→ **STATED TASK**:
Copy out each line exactly as it appears.

[Figure collection entries]
__________
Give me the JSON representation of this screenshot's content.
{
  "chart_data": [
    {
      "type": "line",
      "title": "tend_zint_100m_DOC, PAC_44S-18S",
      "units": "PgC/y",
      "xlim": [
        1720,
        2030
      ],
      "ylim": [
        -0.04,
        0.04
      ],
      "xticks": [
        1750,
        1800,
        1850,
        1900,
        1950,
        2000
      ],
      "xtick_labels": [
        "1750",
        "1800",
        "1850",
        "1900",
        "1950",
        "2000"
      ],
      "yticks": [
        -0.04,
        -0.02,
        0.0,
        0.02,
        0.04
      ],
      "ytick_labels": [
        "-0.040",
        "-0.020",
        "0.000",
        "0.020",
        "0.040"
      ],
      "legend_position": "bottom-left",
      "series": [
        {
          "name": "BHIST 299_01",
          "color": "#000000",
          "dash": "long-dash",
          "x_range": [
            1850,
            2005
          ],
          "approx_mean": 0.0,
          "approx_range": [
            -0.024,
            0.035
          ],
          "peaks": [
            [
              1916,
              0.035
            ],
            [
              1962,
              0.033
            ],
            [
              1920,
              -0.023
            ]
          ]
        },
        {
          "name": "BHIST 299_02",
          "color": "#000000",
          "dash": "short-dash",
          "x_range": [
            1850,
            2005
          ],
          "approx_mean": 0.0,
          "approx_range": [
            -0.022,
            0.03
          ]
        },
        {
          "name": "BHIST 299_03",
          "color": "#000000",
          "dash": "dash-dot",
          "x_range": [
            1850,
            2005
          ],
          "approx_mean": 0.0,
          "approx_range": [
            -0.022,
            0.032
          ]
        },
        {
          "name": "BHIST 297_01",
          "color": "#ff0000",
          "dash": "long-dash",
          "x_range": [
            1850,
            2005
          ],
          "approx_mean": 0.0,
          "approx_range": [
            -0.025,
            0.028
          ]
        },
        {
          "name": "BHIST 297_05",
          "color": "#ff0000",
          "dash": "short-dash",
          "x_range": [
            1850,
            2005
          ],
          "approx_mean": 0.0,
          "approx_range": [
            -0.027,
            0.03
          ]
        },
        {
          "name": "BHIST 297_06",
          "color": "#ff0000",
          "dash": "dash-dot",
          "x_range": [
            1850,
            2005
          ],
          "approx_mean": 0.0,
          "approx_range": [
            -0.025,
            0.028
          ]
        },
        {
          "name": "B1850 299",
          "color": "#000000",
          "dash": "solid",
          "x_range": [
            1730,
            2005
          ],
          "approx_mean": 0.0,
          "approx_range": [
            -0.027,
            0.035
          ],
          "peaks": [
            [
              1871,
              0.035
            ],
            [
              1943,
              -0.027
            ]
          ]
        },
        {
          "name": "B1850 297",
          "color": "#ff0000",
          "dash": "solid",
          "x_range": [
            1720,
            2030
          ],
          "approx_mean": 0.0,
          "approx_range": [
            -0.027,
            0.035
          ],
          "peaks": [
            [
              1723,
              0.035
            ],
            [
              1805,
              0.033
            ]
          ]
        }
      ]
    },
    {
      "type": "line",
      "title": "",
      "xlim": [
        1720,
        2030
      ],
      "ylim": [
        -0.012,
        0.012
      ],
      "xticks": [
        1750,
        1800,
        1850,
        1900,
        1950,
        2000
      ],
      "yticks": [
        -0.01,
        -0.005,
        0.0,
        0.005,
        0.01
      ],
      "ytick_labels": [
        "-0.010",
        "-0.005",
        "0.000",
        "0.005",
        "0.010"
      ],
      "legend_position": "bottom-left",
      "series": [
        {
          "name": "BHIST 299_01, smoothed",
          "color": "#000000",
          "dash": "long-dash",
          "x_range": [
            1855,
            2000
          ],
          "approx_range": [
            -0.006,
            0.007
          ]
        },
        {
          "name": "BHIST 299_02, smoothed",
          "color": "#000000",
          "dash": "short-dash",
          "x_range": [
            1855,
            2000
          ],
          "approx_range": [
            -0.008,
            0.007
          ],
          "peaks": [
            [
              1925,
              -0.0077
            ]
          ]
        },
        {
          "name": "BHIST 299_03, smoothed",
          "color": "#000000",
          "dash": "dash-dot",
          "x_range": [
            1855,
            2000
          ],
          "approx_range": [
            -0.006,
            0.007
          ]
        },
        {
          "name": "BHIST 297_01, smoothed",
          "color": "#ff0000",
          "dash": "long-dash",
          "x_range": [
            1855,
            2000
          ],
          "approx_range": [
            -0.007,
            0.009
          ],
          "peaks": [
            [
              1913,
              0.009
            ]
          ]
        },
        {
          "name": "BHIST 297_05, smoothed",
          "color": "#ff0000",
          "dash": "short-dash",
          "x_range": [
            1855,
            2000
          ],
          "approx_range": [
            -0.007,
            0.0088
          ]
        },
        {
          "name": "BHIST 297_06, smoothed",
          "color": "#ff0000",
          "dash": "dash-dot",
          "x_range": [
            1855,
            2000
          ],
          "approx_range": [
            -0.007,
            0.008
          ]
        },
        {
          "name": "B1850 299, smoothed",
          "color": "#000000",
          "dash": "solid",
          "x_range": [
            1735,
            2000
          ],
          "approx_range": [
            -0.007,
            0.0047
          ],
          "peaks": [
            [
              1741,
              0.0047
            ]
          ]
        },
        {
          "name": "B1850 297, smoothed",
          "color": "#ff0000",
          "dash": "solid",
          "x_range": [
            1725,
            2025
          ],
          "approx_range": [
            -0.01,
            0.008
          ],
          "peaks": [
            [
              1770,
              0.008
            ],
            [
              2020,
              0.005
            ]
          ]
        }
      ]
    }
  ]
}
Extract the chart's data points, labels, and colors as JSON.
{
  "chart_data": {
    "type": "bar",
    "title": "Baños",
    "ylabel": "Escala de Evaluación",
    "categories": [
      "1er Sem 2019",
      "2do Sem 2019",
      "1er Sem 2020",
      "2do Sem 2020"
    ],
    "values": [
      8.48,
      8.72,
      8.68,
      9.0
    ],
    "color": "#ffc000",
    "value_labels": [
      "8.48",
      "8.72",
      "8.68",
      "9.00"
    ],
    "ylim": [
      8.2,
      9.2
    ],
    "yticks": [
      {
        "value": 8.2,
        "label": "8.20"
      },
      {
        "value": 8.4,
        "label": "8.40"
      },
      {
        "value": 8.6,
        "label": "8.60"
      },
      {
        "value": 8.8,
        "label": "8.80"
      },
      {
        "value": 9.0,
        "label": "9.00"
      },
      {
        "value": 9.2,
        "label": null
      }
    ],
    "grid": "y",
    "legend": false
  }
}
__________
→ **SOLUTION**:
Give me the JSON representation of this screenshot's content.
{
  "chart_data": [
    {
      "type": "line",
      "title": "tend_zint_100m_DOC, PAC_44S-18S",
      "units": "PgC/y",
      "xlim": [
        1720,
        2030
      ],
      "ylim": [
        -0.04,
        0.04
      ],
      "xticks": [
        1750,
        1800,
        1850,
        1900,
        1950,
        2000
      ],
      "xtick_labels": [
        "1750",
        "1800",
        "1850",
        "1900",
        "1950",
        "2000"
      ],
      "yticks": [
        -0.04,
        -0.02,
        0.0,
        0.02,
        0.04
      ],
      "ytick_labels": [
        "-0.040",
        "-0.020",
        "0.000",
        "0.020",
        "0.040"
      ],
      "legend_position": "bottom-left",
      "series": [
        {
          "name": "BHIST 299_01",
          "color": "#000000",
          "dash": "long-dash",
          "x_range": [
            1850,
            2005
          ],
          "approx_mean": 0.0,
          "approx_range": [
            -0.024,
            0.035
          ],
          "peaks": [
            [
              1916,
              0.035
            ],
            [
              1962,
              0.033
            ],
            [
              1920,
              -0.023
            ]
          ]
        },
        {
          "name": "BHIST 299_02",
          "color": "#000000",
          "dash": "short-dash",
          "x_range": [
            1850,
            2005
          ],
          "approx_mean": 0.0,
          "approx_range": [
            -0.022,
            0.03
          ]
        },
        {
          "name": "BHIST 299_03",
          "color": "#000000",
          "dash": "dash-dot",
          "x_range": [
            1850,
            2005
          ],
          "approx_mean": 0.0,
          "approx_range": [
            -0.022,
            0.032
          ]
        },
        {
          "name": "BHIST 297_01",
          "color": "#ff0000",
          "dash": "long-dash",
          "x_range": [
            1850,
            2005
          ],
          "approx_mean": 0.0,
          "approx_range": [
            -0.025,
            0.028
          ]
        },
        {
          "name": "BHIST 297_05",
          "color": "#ff0000",
          "dash": "short-dash",
          "x_range": [
            1850,
            2005
          ],
          "approx_mean": 0.0,
          "approx_range": [
            -0.027,
            0.03
          ]
        },
        {
          "name": "BHIST 297_06",
          "color": "#ff0000",
          "dash": "dash-dot",
          "x_range": [
            1850,
            2005
          ],
          "approx_mean": 0.0,
          "approx_range": [
            -0.025,
            0.028
          ]
        },
        {
          "name": "B1850 299",
          "color": "#000000",
          "dash": "solid",
          "x_range": [
            1730,
            2005
          ],
          "approx_mean": 0.0,
          "approx_range": [
            -0.027,
            0.035
          ],
          "peaks": [
            [
              1871,
              0.035
            ],
            [
              1943,
              -0.027
            ]
          ]
        },
        {
          "name": "B1850 297",
          "color": "#ff0000",
          "dash": "solid",
          "x_range": [
            1720,
            2030
          ],
          "approx_mean": 0.0,
          "approx_range": [
            -0.027,
            0.035
          ],
          "peaks": [
            [
              1723,
              0.035
            ],
            [
              1805,
              0.033
            ]
          ]
        }
      ]
    },
    {
      "type": "line",
      "title": "",
      "xlim": [
        1720,
        2030
      ],
      "ylim": [
        -0.012,
        0.012
      ],
      "xticks": [
        1750,
        1800,
        1850,
        1900,
        1950,
        2000
      ],
      "yticks": [
        -0.01,
        -0.005,
        0.0,
        0.005,
        0.01
      ],
      "ytick_labels": [
        "-0.010",
        "-0.005",
        "0.000",
        "0.005",
        "0.010"
      ],
      "legend_position": "bottom-left",
      "series": [
        {
          "name": "BHIST 299_01, smoothed",
          "color": "#000000",
          "dash": "long-dash",
          "x_range": [
            1855,
            2000
          ],
          "approx_range": [
            -0.006,
            0.007
          ]
        },
        {
          "name": "BHIST 299_02, smoothed",
          "color": "#000000",
          "dash": "short-dash",
          "x_range": [
            1855,
            2000
          ],
          "approx_range": [
            -0.008,
            0.007
          ],
          "peaks": [
            [
              1925,
              -0.0077
            ]
          ]
        },
        {
          "name": "BHIST 299_03, smoothed",
          "color": "#000000",
          "dash": "dash-dot",
          "x_range": [
            1855,
            2000
          ],
          "approx_range": [
            -0.006,
            0.007
          ]
        },
        {
          "name": "BHIST 297_01, smoothed",
          "color": "#ff0000",
          "dash": "long-dash",
          "x_range": [
            1855,
            2000
          ],
          "approx_range": [
            -0.007,
            0.009
          ],
          "peaks": [
            [
              1913,
              0.009
            ]
          ]
        },
        {
          "name": "BHIST 297_05, smoothed",
          "color": "#ff0000",
          "dash": "short-dash",
          "x_range": [
            1855,
            2000
          ],
          "approx_range": [
            -0.007,
            0.0088
          ]
        },
        {
          "name": "BHIST 297_06, smoothed",
          "color": "#ff0000",
          "dash": "dash-dot",
          "x_range": [
            1855,
            2000
          ],
          "approx_range": [
            -0.007,
            0.008
          ]
        },
        {
          "name": "B1850 299, smoothed",
          "color": "#000000",
          "dash": "solid",
          "x_range": [
            1735,
            2000
          ],
          "approx_range": [
            -0.007,
            0.0047
          ],
          "peaks": [
            [
              1741,
              0.0047
            ]
          ]
        },
        {
          "name": "B1850 297, smoothed",
          "color": "#ff0000",
          "dash": "solid",
          "x_range": [
            1725,
            2025
          ],
          "approx_range": [
            -0.01,
            0.008
          ],
          "peaks": [
            [
              1770,
              0.008
            ],
            [
              2020,
              0.005
            ]
          ]
        }
      ]
    }
  ]
}
Extract the chart's data points, labels, and colors as JSON.
{
  "chart_data": {
    "type": "bar",
    "title": "Baños",
    "ylabel": "Escala de Evaluación",
    "categories": [
      "1er Sem 2019",
      "2do Sem 2019",
      "1er Sem 2020",
      "2do Sem 2020"
    ],
    "values": [
      8.48,
      8.72,
      8.68,
      9.0
    ],
    "color": "#ffc000",
    "value_labels": [
      "8.48",
      "8.72",
      "8.68",
      "9.00"
    ],
    "ylim": [
      8.2,
      9.2
    ],
    "yticks": [
      {
        "value": 8.2,
        "label": "8.20"
      },
      {
        "value": 8.4,
        "label": "8.40"
      },
      {
        "value": 8.6,
        "label": "8.60"
      },
      {
        "value": 8.8,
        "label": "8.80"
      },
      {
        "value": 9.0,
        "label": "9.00"
      },
      {
        "value": 9.2,
        "label": null
      }
    ],
    "grid": "y",
    "legend": false
  }
}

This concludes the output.